═══ The records ═══

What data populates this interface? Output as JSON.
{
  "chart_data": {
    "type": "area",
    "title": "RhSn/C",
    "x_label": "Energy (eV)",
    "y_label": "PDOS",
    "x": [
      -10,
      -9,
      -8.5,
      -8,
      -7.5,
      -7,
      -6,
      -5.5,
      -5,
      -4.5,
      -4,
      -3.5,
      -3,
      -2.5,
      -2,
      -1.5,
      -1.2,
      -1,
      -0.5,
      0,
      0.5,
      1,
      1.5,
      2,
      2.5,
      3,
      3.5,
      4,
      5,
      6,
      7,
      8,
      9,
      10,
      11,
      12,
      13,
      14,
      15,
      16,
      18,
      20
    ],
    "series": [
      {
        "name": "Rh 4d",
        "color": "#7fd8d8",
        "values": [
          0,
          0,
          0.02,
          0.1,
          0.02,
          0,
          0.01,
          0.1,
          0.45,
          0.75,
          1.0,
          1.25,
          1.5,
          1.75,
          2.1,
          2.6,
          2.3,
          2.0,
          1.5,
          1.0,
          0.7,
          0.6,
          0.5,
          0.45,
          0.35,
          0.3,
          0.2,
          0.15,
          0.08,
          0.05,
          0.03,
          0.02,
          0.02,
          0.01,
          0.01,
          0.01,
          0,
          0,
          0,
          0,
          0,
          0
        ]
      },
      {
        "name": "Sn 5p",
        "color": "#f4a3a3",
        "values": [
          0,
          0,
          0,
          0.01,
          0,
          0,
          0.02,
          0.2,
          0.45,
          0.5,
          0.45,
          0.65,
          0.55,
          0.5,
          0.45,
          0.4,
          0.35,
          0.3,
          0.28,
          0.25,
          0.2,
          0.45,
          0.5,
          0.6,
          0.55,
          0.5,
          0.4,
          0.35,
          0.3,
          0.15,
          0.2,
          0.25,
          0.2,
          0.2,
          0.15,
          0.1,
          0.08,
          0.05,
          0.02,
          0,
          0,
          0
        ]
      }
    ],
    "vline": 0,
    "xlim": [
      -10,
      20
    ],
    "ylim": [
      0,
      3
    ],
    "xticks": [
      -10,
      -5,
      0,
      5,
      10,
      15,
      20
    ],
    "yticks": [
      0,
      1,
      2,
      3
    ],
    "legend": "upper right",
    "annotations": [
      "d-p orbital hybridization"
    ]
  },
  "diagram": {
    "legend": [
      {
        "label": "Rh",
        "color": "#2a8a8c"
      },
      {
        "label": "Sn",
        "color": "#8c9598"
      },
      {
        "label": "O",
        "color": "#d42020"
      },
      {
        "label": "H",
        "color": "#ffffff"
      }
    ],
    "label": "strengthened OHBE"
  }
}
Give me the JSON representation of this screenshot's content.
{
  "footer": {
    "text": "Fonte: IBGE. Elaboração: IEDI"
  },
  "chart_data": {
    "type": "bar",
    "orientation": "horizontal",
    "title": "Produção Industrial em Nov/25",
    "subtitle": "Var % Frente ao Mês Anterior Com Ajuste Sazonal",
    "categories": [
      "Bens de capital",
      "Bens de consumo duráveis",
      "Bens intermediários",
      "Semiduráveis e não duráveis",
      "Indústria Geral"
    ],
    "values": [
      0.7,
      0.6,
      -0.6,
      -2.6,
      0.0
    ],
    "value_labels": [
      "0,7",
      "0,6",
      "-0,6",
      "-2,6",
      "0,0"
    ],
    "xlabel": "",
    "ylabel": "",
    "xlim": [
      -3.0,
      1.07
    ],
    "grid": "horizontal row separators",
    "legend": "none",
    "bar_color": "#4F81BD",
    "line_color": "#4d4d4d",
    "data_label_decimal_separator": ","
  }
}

═══

§ What you will do
Count up the lines in the listing that hold the word "this", and give that number only.

§ Answer
2